TEXTAUSZUG:
:::
# Dynamisches übertragen von Stubs



## egosum (13. Okt 2004)

Obwohl auch das dynamische Übertragen von Stubs leicht möglich wäre, haben wir es hier aus Gründen der Übersichtlichkeit nicht realisiert. 

Heyho,

diesen Satz habe ich bereits auf drei verschiedenen Seiten im Internet gelesen. Ich brauche aber gerade ein Beispiel, bei dem das RemoteInterface dynamisch vom Server des Programms, das sich in der Registry eingeklinkt hat, zum Programm, das sich das Remote-Object mit Naming.lookup aus der Registry rausholt, übertragen wird, damit das Casting vom Remote zum abgeleiteten Interface funktioniert. Hat einer so ein Beispiel, oder weiss jemand, wo ich die Erläuterungen im Netz finde?

Danke egosum


----------



## foobar (13. Okt 2004)

Google ist den Freund 
http://java.sun.com/j2se/1.4.2/docs/guide/rmi/codebase.html


----------



## egosum (15. Okt 2004)

Hallo RMI-Fangemeinde und foobar,

Danke für den Tipp mit dem codebase, aber

die verschiedenen Services haben unterschiedliche codebases 
und sind bei beiden gesetzt, um sich überhaupt bei der registry  
anmelden zu können. Da ich nicht genau weiss, wo sich
der Service aufhält, kenne ich seinen codebase nicht (oder 
kann man das zur Laufzeit in Erfahrung bringen?)
Kann man den codebase auch falsch anwenden?

mit Hoffnung auf Hilfe 

Gruss egosum


----------
:::
VORLIEGENDES MATERIAL:
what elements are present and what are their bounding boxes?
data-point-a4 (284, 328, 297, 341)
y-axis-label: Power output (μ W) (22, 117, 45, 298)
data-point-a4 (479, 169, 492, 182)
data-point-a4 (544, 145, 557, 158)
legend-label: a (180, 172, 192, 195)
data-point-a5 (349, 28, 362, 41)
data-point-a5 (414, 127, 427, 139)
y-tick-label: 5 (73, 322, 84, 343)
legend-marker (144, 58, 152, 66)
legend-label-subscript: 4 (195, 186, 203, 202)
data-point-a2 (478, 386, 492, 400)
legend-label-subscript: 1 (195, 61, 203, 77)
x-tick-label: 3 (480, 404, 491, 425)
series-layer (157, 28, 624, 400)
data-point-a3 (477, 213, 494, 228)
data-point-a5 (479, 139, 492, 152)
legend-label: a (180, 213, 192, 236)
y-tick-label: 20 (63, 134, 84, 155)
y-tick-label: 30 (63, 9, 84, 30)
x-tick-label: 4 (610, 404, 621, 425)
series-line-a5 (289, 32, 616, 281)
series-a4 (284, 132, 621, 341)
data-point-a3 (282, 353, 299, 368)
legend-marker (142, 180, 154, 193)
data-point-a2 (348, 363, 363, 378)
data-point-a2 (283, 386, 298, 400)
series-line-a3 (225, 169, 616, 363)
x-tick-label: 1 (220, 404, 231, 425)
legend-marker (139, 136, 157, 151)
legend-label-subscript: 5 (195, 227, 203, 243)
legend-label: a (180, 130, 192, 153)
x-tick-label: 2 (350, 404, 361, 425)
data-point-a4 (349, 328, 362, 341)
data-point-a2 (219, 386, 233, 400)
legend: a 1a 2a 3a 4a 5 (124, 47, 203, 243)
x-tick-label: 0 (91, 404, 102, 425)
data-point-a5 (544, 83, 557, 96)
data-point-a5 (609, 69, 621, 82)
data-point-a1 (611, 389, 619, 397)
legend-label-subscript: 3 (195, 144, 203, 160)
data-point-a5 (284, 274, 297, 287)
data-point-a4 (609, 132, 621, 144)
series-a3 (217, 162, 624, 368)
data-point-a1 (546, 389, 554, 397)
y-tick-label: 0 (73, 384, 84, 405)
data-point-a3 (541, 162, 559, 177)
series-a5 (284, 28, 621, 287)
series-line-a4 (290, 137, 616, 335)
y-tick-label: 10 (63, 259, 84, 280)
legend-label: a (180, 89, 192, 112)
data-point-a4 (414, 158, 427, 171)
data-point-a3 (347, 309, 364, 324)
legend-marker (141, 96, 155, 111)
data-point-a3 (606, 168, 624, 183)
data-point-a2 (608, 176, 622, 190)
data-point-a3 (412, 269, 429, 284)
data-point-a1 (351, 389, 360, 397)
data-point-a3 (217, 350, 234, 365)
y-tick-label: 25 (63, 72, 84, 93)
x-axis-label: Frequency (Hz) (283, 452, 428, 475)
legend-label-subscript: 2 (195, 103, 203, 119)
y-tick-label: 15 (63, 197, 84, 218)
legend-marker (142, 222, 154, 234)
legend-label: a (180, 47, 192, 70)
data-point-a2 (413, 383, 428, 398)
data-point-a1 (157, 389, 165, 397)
:::
KURZE AUFGABE 1:
Stimmen die Aussagen (a), (b) und (c) mit dem Forumsthread über RMI-Stubs überein? Antworte jeweils mit Ja oder Nein und zitiere die entscheidenden Worte des Threads.
(a) egosum hat den eingangs zitierten Satz auf drei verschiedenen Internetseiten gelesen.
(b) Laut egosum haben alle Services dieselbe codebase.
(c) egosum kennt die codebase des gesuchten Service.
KURZE AUFGABE 2: Schreibe aus dem Forumsthread über RMI-Stubs die Stelle von „## egosum (15.“ bis „auch falsch anwenden?“ wortgetreu ab.
Das Material stammt aus einer anderen Quelle.

LÖSUNG 1:
(a) Ja: „diesen Satz habe ich bereits auf drei verschiedenen Seiten im Internet gelesen“
(b) Nein: „die verschiedenen Services haben unterschiedliche codebases“
(c) Nein: „kenne ich seinen codebase nicht“

LÖSUNG 2:
## egosum (15. Okt 2004)

Hallo RMI-Fangemeinde und foobar,

Danke für den Tipp mit dem codebase, aber

die verschiedenen Services haben unterschiedliche codebases 
und sind bei beiden gesetzt, um sich überhaupt bei der registry  
anmelden zu können. Da ich nicht genau weiss, wo sich
der Service aufhält, kenne ich seinen codebase nicht (oder 
kann man das zur Laufzeit in Erfahrung bringen?)
Kann man den codebase auch falsch anwenden?